* **STORED ROWS**

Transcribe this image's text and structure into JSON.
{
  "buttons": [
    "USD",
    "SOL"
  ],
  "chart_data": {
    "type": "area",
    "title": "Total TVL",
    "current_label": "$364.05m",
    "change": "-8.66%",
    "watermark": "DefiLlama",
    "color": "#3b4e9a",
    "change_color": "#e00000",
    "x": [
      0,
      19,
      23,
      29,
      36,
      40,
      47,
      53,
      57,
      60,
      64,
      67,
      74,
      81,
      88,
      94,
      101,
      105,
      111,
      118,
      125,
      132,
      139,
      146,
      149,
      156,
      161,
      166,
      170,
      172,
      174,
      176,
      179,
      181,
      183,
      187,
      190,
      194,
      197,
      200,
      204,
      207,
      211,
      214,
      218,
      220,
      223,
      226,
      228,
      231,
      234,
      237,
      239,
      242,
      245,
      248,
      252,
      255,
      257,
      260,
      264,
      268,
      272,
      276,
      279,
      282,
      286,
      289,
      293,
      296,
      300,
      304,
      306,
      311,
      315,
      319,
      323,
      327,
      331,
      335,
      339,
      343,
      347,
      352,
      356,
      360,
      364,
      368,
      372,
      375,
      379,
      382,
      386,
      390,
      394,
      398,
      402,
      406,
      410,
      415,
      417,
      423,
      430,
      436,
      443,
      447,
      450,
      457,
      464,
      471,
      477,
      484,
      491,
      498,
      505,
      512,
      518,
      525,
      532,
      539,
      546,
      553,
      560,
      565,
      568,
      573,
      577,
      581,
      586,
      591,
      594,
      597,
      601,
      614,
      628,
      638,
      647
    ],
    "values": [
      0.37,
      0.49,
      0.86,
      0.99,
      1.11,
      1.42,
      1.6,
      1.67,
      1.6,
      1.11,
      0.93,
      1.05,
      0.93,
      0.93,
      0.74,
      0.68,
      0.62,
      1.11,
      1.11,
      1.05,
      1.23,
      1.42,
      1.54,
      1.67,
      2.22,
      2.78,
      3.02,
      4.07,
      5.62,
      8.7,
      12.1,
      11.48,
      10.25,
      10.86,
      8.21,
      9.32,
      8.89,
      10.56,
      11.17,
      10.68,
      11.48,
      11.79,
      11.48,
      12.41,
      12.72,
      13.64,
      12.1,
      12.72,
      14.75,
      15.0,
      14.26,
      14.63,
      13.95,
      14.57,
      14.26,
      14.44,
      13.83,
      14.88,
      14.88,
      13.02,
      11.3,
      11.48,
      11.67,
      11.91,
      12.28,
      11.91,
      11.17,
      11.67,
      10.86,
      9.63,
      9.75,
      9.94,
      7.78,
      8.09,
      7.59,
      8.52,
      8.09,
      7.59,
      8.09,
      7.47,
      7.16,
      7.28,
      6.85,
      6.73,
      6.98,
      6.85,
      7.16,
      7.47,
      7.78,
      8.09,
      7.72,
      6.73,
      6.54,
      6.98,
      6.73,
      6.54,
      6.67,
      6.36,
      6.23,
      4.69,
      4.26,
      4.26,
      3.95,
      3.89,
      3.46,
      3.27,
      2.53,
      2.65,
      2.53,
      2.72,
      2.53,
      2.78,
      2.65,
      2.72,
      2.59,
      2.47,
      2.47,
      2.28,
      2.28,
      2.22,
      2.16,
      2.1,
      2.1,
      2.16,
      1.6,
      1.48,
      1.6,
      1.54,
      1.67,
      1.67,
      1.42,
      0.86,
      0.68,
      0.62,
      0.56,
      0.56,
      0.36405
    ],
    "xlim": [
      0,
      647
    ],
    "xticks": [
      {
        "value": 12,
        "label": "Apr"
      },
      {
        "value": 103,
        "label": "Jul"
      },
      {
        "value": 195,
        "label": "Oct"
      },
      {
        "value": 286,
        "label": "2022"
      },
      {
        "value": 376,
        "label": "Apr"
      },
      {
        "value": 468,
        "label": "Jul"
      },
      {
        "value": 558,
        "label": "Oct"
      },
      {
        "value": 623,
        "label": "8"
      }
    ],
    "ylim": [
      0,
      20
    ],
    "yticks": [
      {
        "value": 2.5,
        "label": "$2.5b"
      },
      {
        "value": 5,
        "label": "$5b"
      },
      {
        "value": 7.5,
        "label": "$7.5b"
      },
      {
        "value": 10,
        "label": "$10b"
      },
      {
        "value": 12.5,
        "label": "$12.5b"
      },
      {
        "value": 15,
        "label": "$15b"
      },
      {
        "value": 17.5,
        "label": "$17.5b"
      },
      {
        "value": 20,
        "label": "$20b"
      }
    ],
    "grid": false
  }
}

* **EXERCISE**
Restate each entry exactly, skipping none.

* **FINAL ANSWER**
Transcribe this image's text and structure into JSON.
{
  "buttons": [
    "USD",
    "SOL"
  ],
  "chart_data": {
    "type": "area",
    "title": "Total TVL",
    "current_label": "$364.05m",
    "change": "-8.66%",
    "watermark": "DefiLlama",
    "color": "#3b4e9a",
    "change_color": "#e00000",
    "x": [
      0,
      19,
      23,
      29,
      36,
      40,
      47,
      53,
      57,
      60,
      64,
      67,
      74,
      81,
      88,
      94,
      101,
      105,
      111,
      118,
      125,
      132,
      139,
      146,
      149,
      156,
      161,
      166,
      170,
      172,
      174,
      176,
      179,
      181,
      183,
      187,
      190,
      194,
      197,
      200,
      204,
      207,
      211,
      214,
      218,
      220,
      223,
      226,
      228,
      231,
      234,
      237,
      239,
      242,
      245,
      248,
      252,
      255,
      257,
      260,
      264,
      268,
      272,
      276,
      279,
      282,
      286,
      289,
      293,
      296,
      300,
      304,
      306,
      311,
      315,
      319,
      323,
      327,
      331,
      335,
      339,
      343,
      347,
      352,
      356,
      360,
      364,
      368,
      372,
      375,
      379,
      382,
      386,
      390,
      394,
      398,
      402,
      406,
      410,
      415,
      417,
      423,
      430,
      436,
      443,
      447,
      450,
      457,
      464,
      471,
      477,
      484,
      491,
      498,
      505,
      512,
      518,
      525,
      532,
      539,
      546,
      553,
      560,
      565,
      568,
      573,
      577,
      581,
      586,
      591,
      594,
      597,
      601,
      614,
      628,
      638,
      647
    ],
    "values": [
      0.37,
      0.49,
      0.86,
      0.99,
      1.11,
      1.42,
      1.6,
      1.67,
      1.6,
      1.11,
      0.93,
      1.05,
      0.93,
      0.93,
      0.74,
      0.68,
      0.62,
      1.11,
      1.11,
      1.05,
      1.23,
      1.42,
      1.54,
      1.67,
      2.22,
      2.78,
      3.02,
      4.07,
      5.62,
      8.7,
      12.1,
      11.48,
      10.25,
      10.86,
      8.21,
      9.32,
      8.89,
      10.56,
      11.17,
      10.68,
      11.48,
      11.79,
      11.48,
      12.41,
      12.72,
      13.64,
      12.1,
      12.72,
      14.75,
      15.0,
      14.26,
      14.63,
      13.95,
      14.57,
      14.26,
      14.44,
      13.83,
      14.88,
      14.88,
      13.02,
      11.3,
      11.48,
      11.67,
      11.91,
      12.28,
      11.91,
      11.17,
      11.67,
      10.86,
      9.63,
      9.75,
      9.94,
      7.78,
      8.09,
      7.59,
      8.52,
      8.09,
      7.59,
      8.09,
      7.47,
      7.16,
      7.28,
      6.85,
      6.73,
      6.98,
      6.85,
      7.16,
      7.47,
      7.78,
      8.09,
      7.72,
      6.73,
      6.54,
      6.98,
      6.73,
      6.54,
      6.67,
      6.36,
      6.23,
      4.69,
      4.26,
      4.26,
      3.95,
      3.89,
      3.46,
      3.27,
      2.53,
      2.65,
      2.53,
      2.72,
      2.53,
      2.78,
      2.65,
      2.72,
      2.59,
      2.47,
      2.47,
      2.28,
      2.28,
      2.22,
      2.16,
      2.1,
      2.1,
      2.16,
      1.6,
      1.48,
      1.6,
      1.54,
      1.67,
      1.67,
      1.42,
      0.86,
      0.68,
      0.62,
      0.56,
      0.56,
      0.36405
    ],
    "xlim": [
      0,
      647
    ],
    "xticks": [
      {
        "value": 12,
        "label": "Apr"
      },
      {
        "value": 103,
        "label": "Jul"
      },
      {
        "value": 195,
        "label": "Oct"
      },
      {
        "value": 286,
        "label": "2022"
      },
      {
        "value": 376,
        "label": "Apr"
      },
      {
        "value": 468,
        "label": "Jul"
      },
      {
        "value": 558,
        "label": "Oct"
      },
      {
        "value": 623,
        "label": "8"
      }
    ],
    "ylim": [
      0,
      20
    ],
    "yticks": [
      {
        "value": 2.5,
        "label": "$2.5b"
      },
      {
        "value": 5,
        "label": "$5b"
      },
      {
        "value": 7.5,
        "label": "$7.5b"
      },
      {
        "value": 10,
        "label": "$10b"
      },
      {
        "value": 12.5,
        "label": "$12.5b"
      },
      {
        "value": 15,
        "label": "$15b"
      },
      {
        "value": 17.5,
        "label": "$17.5b"
      },
      {
        "value": 20,
        "label": "$20b"
      }
    ],
    "grid": false
  }
}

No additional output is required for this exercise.